# Request
Write the data below out exactly as it stands. Do not include the pictures.

** START Entries provided **

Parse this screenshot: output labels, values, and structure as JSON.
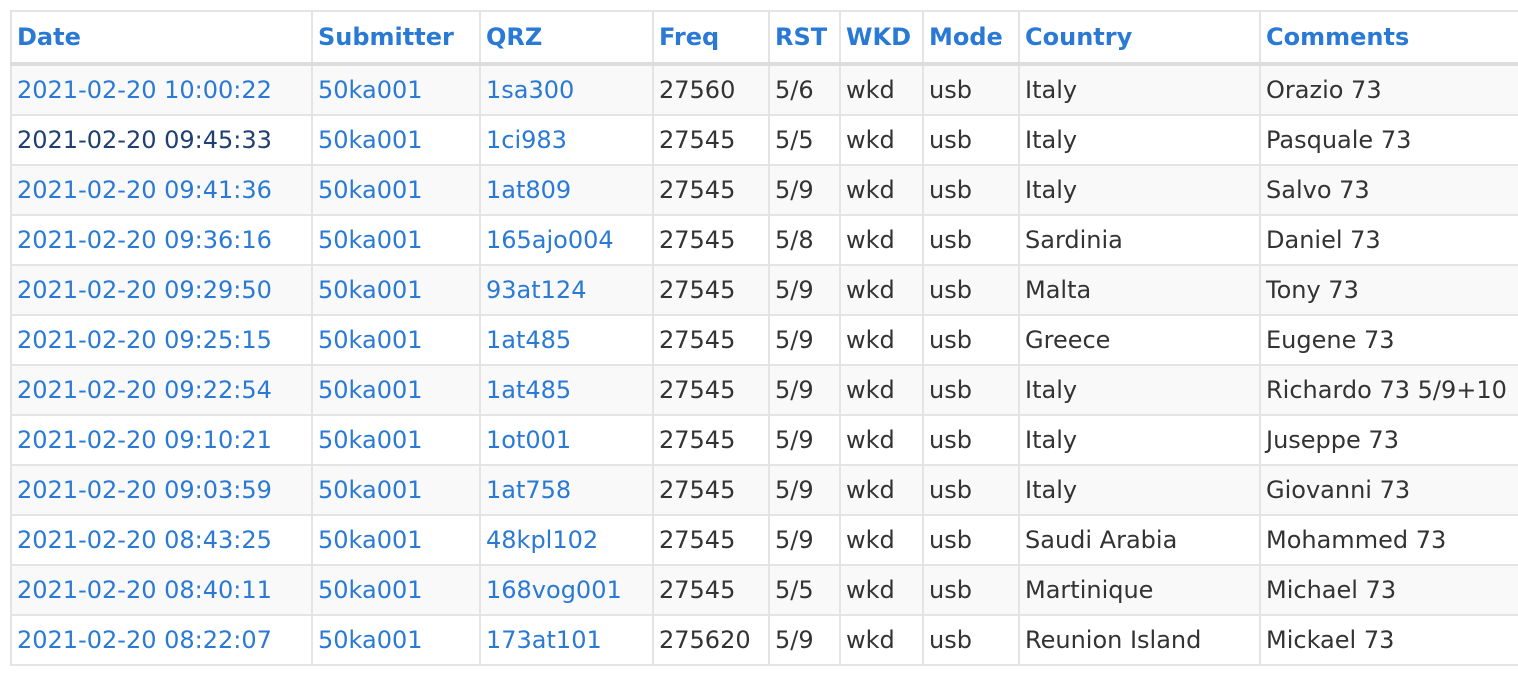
{
  "headers": [
    "Date",
    "Submitter",
    "QRZ",
    "Freq",
    "RST",
    "WKD",
    "Mode",
    "Country",
    "Comments"
  ],
  "rows": [
    {
      "date": "2021-02-20 10:00:22",
      "submitter": "50ka001",
      "qrz": "1sa300",
      "freq": "27560",
      "rst": "5/6",
      "wkd": "wkd",
      "mode": "usb",
      "country": "Italy",
      "comments": "Orazio 73"
    },
    {
      "date": "2021-02-20 09:45:33",
      "submitter": "50ka001",
      "qrz": "1ci983",
      "freq": "27545",
      "rst": "5/5",
      "wkd": "wkd",
      "mode": "usb",
      "country": "Italy",
      "comments": "Pasquale 73"
    },
    {
      "date": "2021-02-20 09:41:36",
      "submitter": "50ka001",
      "qrz": "1at809",
      "freq": "27545",
      "rst": "5/9",
      "wkd": "wkd",
      "mode": "usb",
      "country": "Italy",
      "comments": "Salvo 73"
    },
    {
      "date": "2021-02-20 09:36:16",
      "submitter": "50ka001",
      "qrz": "165ajo004",
      "freq": "27545",
      "rst": "5/8",
      "wkd": "wkd",
      "mode": "usb",
      "country": "Sardinia",
      "comments": "Daniel 73"
    },
    {
      "date": "2021-02-20 09:29:50",
      "submitter": "50ka001",
      "qrz": "93at124",
      "freq": "27545",
      "rst": "5/9",
      "wkd": "wkd",
      "mode": "usb",
      "country": "Malta",
      "comments": "Tony 73"
    },
    {
      "date": "2021-02-20 09:25:15",
      "submitter": "50ka001",
      "qrz": "1at485",
      "freq": "27545",
      "rst": "5/9",
      "wkd": "wkd",
      "mode": "usb",
      "country": "Greece",
      "comments": "Eugene 73"
    },
    {
      "date": "2021-02-20 09:22:54",
      "submitter": "50ka001",
      "qrz": "1at485",
      "freq": "27545",
      "rst": "5/9",
      "wkd": "wkd",
      "mode": "usb",
      "country": "Italy",
      "comments": "Richardo 73 5/9+10"
    },
    {
      "date": "2021-02-20 09:10:21",
      "submitter": "50ka001",
      "qrz": "1ot001",
      "freq": "27545",
      "rst": "5/9",
      "wkd": "wkd",
      "mode": "usb",
      "country": "Italy",
      "comments": "Juseppe 73"
    },
    {
      "date": "2021-02-20 09:03:59",
      "submitter": "50ka001",
      "qrz": "1at758",
      "freq": "27545",
      "rst": "5/9",
      "wkd": "wkd",
      "mode": "usb",
      "country": "Italy",
      "comments": "Giovanni 73"
    },
    {
      "date": "2021-02-20 08:43:25",
      "submitter": "50ka001",
      "qrz": "48kpl102",
      "freq": "27545",
      "rst": "5/9",
      "wkd": "wkd",
      "mode": "usb",
      "country": "Saudi Arabia",
      "comments": "Mohammed 73"
    },
    {
      "date": "2021-02-20 08:40:11",
      "submitter": "50ka001",
      "qrz": "168vog001",
      "freq": "27545",
      "rst": "5/5",
      "wkd": "wkd",
      "mode": "usb",
      "country": "Martinique",
      "comments": "Michael 73"
    },
    {
      "date": "2021-02-20 08:22:07",
      "submitter": "50ka001",
      "qrz": "173at101",
      "freq": "275620",
      "rst": "5/9",
      "wkd": "wkd",
      "mode": "usb",
      "country": "Reunion Island",
      "comments": "Mickael 73"
    }
  ],
  "colors": {
    "link": "#2a7ad5",
    "visited_link": "#1f3f73",
    "text": "#333333",
    "border": "#e4e4e4",
    "stripe": "#f9f9f9"
  }
}
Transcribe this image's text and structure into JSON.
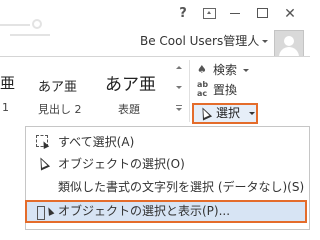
{
  "titlebar": {
    "help": "?",
    "user_name": "Be Cool Users管理人"
  },
  "styles": {
    "samples": [
      "亜",
      "あア亜",
      "あア亜"
    ],
    "names": [
      "1",
      "見出し 2",
      "表題"
    ]
  },
  "editing": {
    "find_label": "検索",
    "replace_label": "置換",
    "replace_icon": "ab/ac",
    "select_label": "選択"
  },
  "select_menu": {
    "items": [
      {
        "label": "すべて選択(A)",
        "icon": "select-all-icon"
      },
      {
        "label": "オブジェクトの選択(O)",
        "icon": "cursor-icon"
      },
      {
        "label": "類似した書式の文字列を選択 (データなし)(S)",
        "icon": ""
      },
      {
        "label": "オブジェクトの選択と表示(P)...",
        "icon": "selection-pane-icon",
        "highlighted": true
      }
    ]
  },
  "colors": {
    "highlight_border": "#e46c2b",
    "highlight_fill": "#d7e4f4"
  }
}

** END Entries provided **

# Written solution
Parse this screenshot: output labels, values, and structure as JSON.
{
  "headers": [
    "Date",
    "Submitter",
    "QRZ",
    "Freq",
    "RST",
    "WKD",
    "Mode",
    "Country",
    "Comments"
  ],
  "rows": [
    {
      "date": "2021-02-20 10:00:22",
      "submitter": "50ka001",
      "qrz": "1sa300",
      "freq": "27560",
      "rst": "5/6",
      "wkd": "wkd",
      "mode": "usb",
      "country": "Italy",
      "comments": "Orazio 73"
    },
    {
      "date": "2021-02-20 09:45:33",
      "submitter": "50ka001",
      "qrz": "1ci983",
      "freq": "27545",
      "rst": "5/5",
      "wkd": "wkd",
      "mode": "usb",
      "country": "Italy",
      "comments": "Pasquale 73"
    },
    {
      "date": "2021-02-20 09:41:36",
      "submitter": "50ka001",
      "qrz": "1at809",
      "freq": "27545",
      "rst": "5/9",
      "wkd": "wkd",
      "mode": "usb",
      "country": "Italy",
      "comments": "Salvo 73"
    },
    {
      "date": "2021-02-20 09:36:16",
      "submitter": "50ka001",
      "qrz": "165ajo004",
      "freq": "27545",
      "rst": "5/8",
      "wkd": "wkd",
      "mode": "usb",
      "country": "Sardinia",
      "comments": "Daniel 73"
    },
    {
      "date": "2021-02-20 09:29:50",
      "submitter": "50ka001",
      "qrz": "93at124",
      "freq": "27545",
      "rst": "5/9",
      "wkd": "wkd",
      "mode": "usb",
      "country": "Malta",
      "comments": "Tony 73"
    },
    {
      "date": "2021-02-20 09:25:15",
      "submitter": "50ka001",
      "qrz": "1at485",
      "freq": "27545",
      "rst": "5/9",
      "wkd": "wkd",
      "mode": "usb",
      "country": "Greece",
      "comments": "Eugene 73"
    },
    {
      "date": "2021-02-20 09:22:54",
      "submitter": "50ka001",
      "qrz": "1at485",
      "freq": "27545",
      "rst": "5/9",
      "wkd": "wkd",
      "mode": "usb",
      "country": "Italy",
      "comments": "Richardo 73 5/9+10"
    },
    {
      "date": "2021-02-20 09:10:21",
      "submitter": "50ka001",
      "qrz": "1ot001",
      "freq": "27545",
      "rst": "5/9",
      "wkd": "wkd",
      "mode": "usb",
      "country": "Italy",
      "comments": "Juseppe 73"
    },
    {
      "date": "2021-02-20 09:03:59",
      "submitter": "50ka001",
      "qrz": "1at758",
      "freq": "27545",
      "rst": "5/9",
      "wkd": "wkd",
      "mode": "usb",
      "country": "Italy",
      "comments": "Giovanni 73"
    },
    {
      "date": "2021-02-20 08:43:25",
      "submitter": "50ka001",
      "qrz": "48kpl102",
      "freq": "27545",
      "rst": "5/9",
      "wkd": "wkd",
      "mode": "usb",
      "country": "Saudi Arabia",
      "comments": "Mohammed 73"
    },
    {
      "date": "2021-02-20 08:40:11",
      "submitter": "50ka001",
      "qrz": "168vog001",
      "freq": "27545",
      "rst": "5/5",
      "wkd": "wkd",
      "mode": "usb",
      "country": "Martinique",
      "comments": "Michael 73"
    },
    {
      "date": "2021-02-20 08:22:07",
      "submitter": "50ka001",
      "qrz": "173at101",
      "freq": "275620",
      "rst": "5/9",
      "wkd": "wkd",
      "mode": "usb",
      "country": "Reunion Island",
      "comments": "Mickael 73"
    }
  ],
  "colors": {
    "link": "#2a7ad5",
    "visited_link": "#1f3f73",
    "text": "#333333",
    "border": "#e4e4e4",
    "stripe": "#f9f9f9"
  }
}
Transcribe this image's text and structure into JSON.
{
  "titlebar": {
    "help": "?",
    "user_name": "Be Cool Users管理人"
  },
  "styles": {
    "samples": [
      "亜",
      "あア亜",
      "あア亜"
    ],
    "names": [
      "1",
      "見出し 2",
      "表題"
    ]
  },
  "editing": {
    "find_label": "検索",
    "replace_label": "置換",
    "replace_icon": "ab/ac",
    "select_label": "選択"
  },
  "select_menu": {
    "items": [
      {
        "label": "すべて選択(A)",
        "icon": "select-all-icon"
      },
      {
        "label": "オブジェクトの選択(O)",
        "icon": "cursor-icon"
      },
      {
        "label": "類似した書式の文字列を選択 (データなし)(S)",
        "icon": ""
      },
      {
        "label": "オブジェクトの選択と表示(P)...",
        "icon": "selection-pane-icon",
        "highlighted": true
      }
    ]
  },
  "colors": {
    "highlight_border": "#e46c2b",
    "highlight_fill": "#d7e4f4"
  }
}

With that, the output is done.